#### [WORK TO BE COMPLETED]
All lines below must be repeated exactly, with the pictures omitted.

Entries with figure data

☆ ☆ ☆ ☆

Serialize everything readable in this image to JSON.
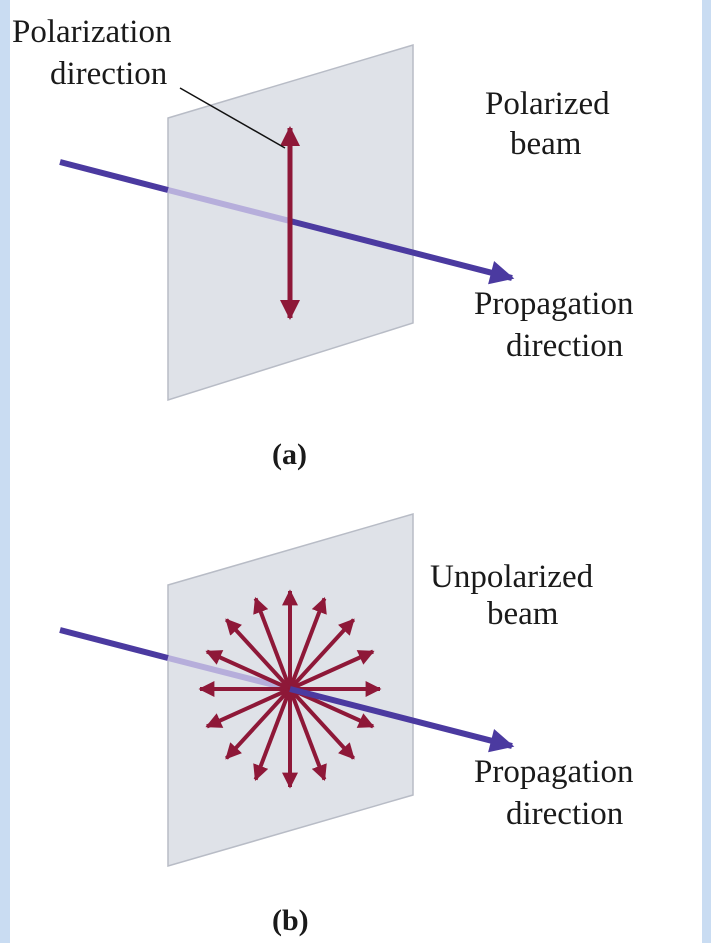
{
  "panels": [
    {
      "polarization_label": [
        "Polarization",
        "direction"
      ],
      "beam_label": [
        "Polarized",
        "beam"
      ],
      "propagation_label": [
        "Propagation",
        "direction"
      ],
      "caption": "(a)"
    },
    {
      "beam_label": [
        "Unpolarized",
        "beam"
      ],
      "propagation_label": [
        "Propagation",
        "direction"
      ],
      "caption": "(b)"
    }
  ]
}
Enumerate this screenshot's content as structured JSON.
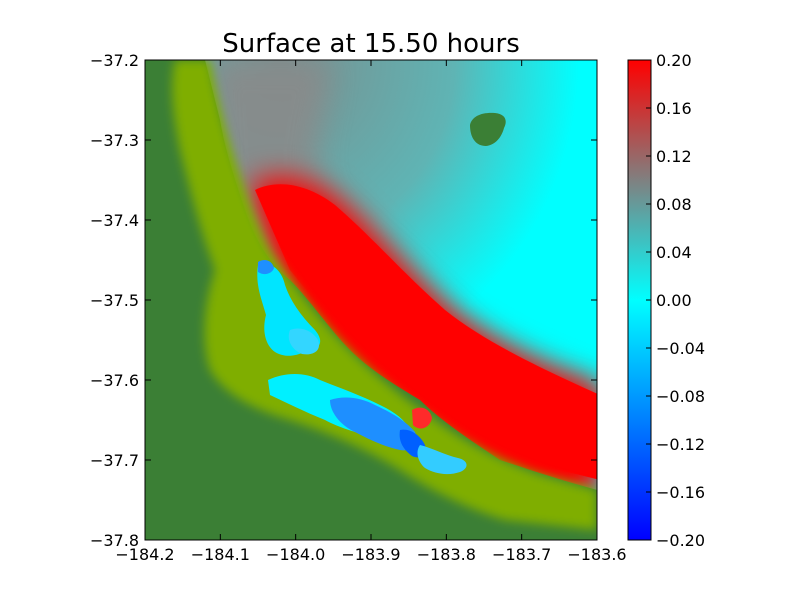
{
  "chart_data": {
    "type": "heatmap",
    "title": "Surface at 15.50 hours",
    "xlabel": "",
    "ylabel": "",
    "xlim": [
      -184.2,
      -183.6
    ],
    "ylim": [
      -37.8,
      -37.2
    ],
    "x_ticks": [
      "−184.2",
      "−184.1",
      "−184.0",
      "−183.9",
      "−183.8",
      "−183.7",
      "−183.6"
    ],
    "y_ticks": [
      "−37.2",
      "−37.3",
      "−37.4",
      "−37.5",
      "−37.6",
      "−37.7",
      "−37.8"
    ],
    "colorbar": {
      "range": [
        -0.2,
        0.2
      ],
      "ticks": [
        "0.20",
        "0.16",
        "0.12",
        "0.08",
        "0.04",
        "0.00",
        "−0.04",
        "−0.08",
        "−0.12",
        "−0.16",
        "−0.20"
      ],
      "colors": [
        "#0000ff",
        "#00ffff",
        "#808080",
        "#ff0000"
      ]
    },
    "land_colors": [
      "#3b7f35",
      "#7fae00"
    ]
  }
}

☆ ☆ ☆ ☆

#### [SOLUTION]
Serialize everything readable in this image to JSON.
{
  "panels": [
    {
      "polarization_label": [
        "Polarization",
        "direction"
      ],
      "beam_label": [
        "Polarized",
        "beam"
      ],
      "propagation_label": [
        "Propagation",
        "direction"
      ],
      "caption": "(a)"
    },
    {
      "beam_label": [
        "Unpolarized",
        "beam"
      ],
      "propagation_label": [
        "Propagation",
        "direction"
      ],
      "caption": "(b)"
    }
  ]
}
Enumerate this screenshot's content as structured JSON.
{
  "chart_data": {
    "type": "heatmap",
    "title": "Surface at 15.50 hours",
    "xlabel": "",
    "ylabel": "",
    "xlim": [
      -184.2,
      -183.6
    ],
    "ylim": [
      -37.8,
      -37.2
    ],
    "x_ticks": [
      "−184.2",
      "−184.1",
      "−184.0",
      "−183.9",
      "−183.8",
      "−183.7",
      "−183.6"
    ],
    "y_ticks": [
      "−37.2",
      "−37.3",
      "−37.4",
      "−37.5",
      "−37.6",
      "−37.7",
      "−37.8"
    ],
    "colorbar": {
      "range": [
        -0.2,
        0.2
      ],
      "ticks": [
        "0.20",
        "0.16",
        "0.12",
        "0.08",
        "0.04",
        "0.00",
        "−0.04",
        "−0.08",
        "−0.12",
        "−0.16",
        "−0.20"
      ],
      "colors": [
        "#0000ff",
        "#00ffff",
        "#808080",
        "#ff0000"
      ]
    },
    "land_colors": [
      "#3b7f35",
      "#7fae00"
    ]
  }
}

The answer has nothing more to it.